Records:
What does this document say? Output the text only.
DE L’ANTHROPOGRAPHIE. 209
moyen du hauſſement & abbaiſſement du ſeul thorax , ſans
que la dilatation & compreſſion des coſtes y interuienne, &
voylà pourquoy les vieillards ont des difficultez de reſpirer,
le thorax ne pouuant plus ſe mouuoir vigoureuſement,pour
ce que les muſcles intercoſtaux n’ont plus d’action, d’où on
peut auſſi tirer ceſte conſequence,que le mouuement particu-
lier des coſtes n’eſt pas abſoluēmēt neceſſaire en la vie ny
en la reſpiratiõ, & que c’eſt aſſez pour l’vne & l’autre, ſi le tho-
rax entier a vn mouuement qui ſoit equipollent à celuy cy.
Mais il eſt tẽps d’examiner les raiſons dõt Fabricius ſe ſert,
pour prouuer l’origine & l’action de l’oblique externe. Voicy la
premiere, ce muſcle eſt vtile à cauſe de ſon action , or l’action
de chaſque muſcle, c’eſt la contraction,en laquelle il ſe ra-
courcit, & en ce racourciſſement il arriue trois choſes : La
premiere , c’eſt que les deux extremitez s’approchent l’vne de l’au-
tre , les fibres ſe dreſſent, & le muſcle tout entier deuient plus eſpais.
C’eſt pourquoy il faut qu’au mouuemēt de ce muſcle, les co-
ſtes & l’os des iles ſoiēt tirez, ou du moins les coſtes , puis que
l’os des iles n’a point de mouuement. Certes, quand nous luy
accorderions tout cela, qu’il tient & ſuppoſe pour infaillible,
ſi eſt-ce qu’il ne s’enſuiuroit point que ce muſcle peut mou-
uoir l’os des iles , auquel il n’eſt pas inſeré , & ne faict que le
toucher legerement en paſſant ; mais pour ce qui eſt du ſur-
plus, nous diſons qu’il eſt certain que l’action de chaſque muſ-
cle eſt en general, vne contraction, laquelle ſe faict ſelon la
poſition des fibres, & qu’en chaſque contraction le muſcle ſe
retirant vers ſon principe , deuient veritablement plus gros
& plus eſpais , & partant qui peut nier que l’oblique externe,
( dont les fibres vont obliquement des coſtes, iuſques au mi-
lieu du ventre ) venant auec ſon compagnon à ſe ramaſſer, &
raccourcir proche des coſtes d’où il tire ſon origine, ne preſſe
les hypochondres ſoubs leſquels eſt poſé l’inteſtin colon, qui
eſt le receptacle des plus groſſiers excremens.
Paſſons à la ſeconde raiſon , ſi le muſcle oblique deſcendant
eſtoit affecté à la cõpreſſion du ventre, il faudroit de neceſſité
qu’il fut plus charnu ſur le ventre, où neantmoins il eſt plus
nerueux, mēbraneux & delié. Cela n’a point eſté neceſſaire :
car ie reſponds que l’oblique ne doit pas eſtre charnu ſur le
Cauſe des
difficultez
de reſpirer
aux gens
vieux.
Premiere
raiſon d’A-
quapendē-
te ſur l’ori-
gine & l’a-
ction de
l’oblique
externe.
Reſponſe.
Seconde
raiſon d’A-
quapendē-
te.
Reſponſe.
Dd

TO BE DONE: In the material above, find the lines that contain "tout" and show them.

RESULT FOR THIS EXERCISE:
tre , les fibres ſe dreſſent, & le muſcle tout entier deuient plus eſpais.
accorderions tout cela, qu’il tient & ſuppoſe pour infaillible,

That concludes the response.